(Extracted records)
===============
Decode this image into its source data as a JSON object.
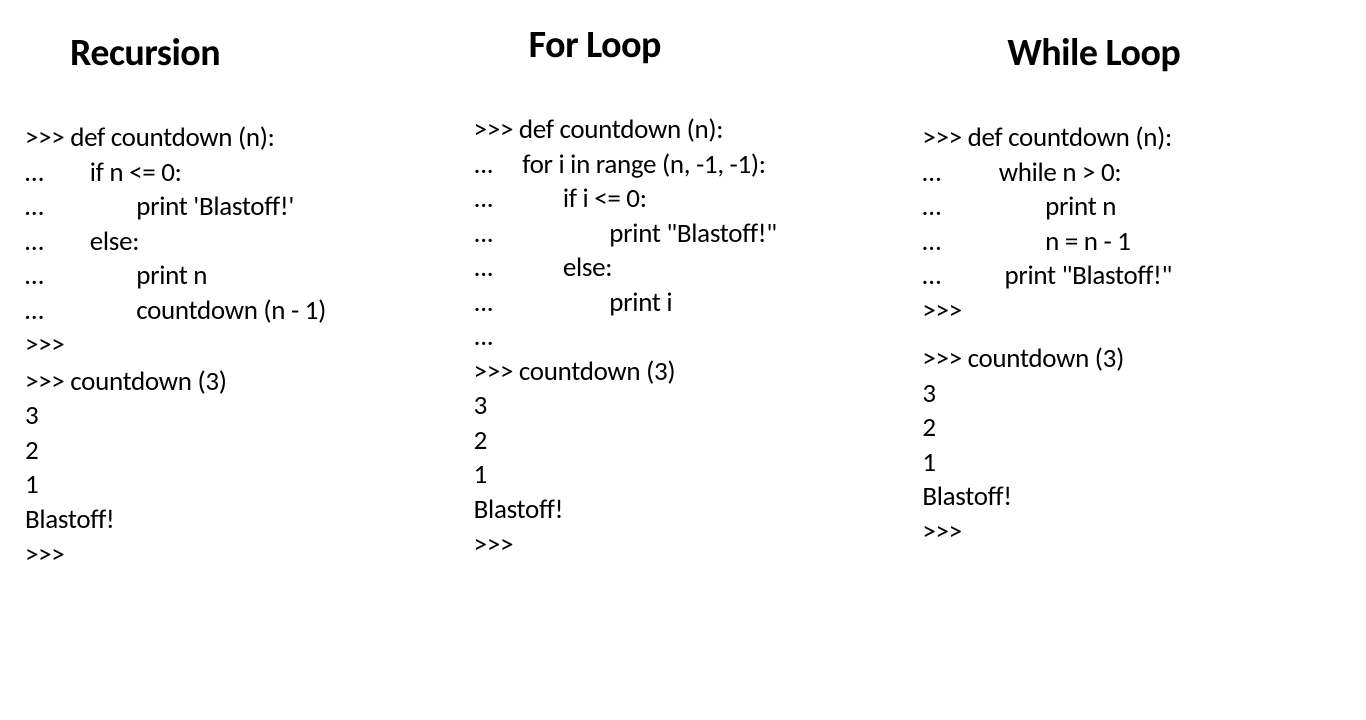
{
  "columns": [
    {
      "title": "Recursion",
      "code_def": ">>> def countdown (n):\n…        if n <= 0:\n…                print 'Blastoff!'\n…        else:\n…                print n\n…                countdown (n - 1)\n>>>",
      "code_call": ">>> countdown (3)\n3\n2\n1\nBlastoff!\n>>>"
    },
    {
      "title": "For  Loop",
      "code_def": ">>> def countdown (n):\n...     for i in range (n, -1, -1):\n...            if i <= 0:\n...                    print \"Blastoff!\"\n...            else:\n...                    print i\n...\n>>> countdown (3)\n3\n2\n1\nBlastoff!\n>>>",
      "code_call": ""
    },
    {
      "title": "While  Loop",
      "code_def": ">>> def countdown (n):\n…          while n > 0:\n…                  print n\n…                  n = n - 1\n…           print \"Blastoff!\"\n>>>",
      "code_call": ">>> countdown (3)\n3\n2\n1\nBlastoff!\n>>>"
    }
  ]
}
===============
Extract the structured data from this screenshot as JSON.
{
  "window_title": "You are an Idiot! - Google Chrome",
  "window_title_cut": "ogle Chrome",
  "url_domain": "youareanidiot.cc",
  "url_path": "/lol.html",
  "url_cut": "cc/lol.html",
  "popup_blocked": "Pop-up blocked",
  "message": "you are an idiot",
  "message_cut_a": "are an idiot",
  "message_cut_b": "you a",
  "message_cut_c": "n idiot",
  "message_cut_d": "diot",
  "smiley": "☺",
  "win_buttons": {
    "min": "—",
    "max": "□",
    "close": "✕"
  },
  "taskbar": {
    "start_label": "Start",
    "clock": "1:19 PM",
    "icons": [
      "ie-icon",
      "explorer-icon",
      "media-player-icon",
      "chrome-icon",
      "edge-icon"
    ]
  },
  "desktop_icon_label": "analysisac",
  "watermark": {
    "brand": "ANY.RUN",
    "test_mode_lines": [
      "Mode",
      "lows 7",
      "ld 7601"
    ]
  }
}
===============
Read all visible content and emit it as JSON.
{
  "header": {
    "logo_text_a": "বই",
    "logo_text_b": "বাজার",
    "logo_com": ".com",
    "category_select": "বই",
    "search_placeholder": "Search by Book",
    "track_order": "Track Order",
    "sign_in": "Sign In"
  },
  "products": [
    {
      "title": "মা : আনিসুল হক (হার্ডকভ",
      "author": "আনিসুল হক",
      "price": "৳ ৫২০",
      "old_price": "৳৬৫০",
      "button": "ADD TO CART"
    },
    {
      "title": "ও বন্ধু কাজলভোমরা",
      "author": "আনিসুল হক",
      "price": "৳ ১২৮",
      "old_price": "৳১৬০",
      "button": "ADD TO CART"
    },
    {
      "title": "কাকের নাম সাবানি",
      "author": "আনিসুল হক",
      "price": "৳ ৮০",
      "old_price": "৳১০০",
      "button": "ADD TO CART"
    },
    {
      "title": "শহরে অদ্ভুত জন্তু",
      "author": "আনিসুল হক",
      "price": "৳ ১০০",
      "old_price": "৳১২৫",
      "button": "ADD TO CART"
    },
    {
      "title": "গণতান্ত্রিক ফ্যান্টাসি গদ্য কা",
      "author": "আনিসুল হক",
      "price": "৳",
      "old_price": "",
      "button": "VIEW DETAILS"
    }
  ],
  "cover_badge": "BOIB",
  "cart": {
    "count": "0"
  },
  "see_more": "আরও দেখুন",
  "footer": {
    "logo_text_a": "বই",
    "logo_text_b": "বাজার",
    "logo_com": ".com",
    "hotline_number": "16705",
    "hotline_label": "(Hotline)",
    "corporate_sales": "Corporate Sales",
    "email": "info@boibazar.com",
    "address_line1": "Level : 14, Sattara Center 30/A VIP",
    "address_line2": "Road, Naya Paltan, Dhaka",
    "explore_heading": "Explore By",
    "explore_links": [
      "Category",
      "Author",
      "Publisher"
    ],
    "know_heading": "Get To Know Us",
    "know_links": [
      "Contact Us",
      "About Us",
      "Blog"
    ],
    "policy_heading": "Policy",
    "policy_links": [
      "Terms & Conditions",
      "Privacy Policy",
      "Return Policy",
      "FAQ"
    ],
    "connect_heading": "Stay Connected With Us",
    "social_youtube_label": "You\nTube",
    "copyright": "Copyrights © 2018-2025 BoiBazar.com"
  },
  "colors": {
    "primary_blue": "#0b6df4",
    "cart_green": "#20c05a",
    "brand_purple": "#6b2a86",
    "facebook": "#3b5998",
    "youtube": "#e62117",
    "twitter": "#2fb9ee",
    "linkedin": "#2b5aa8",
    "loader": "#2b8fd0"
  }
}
===============
How many lines in these entries contain the string "this"? State the number and nothing more.

2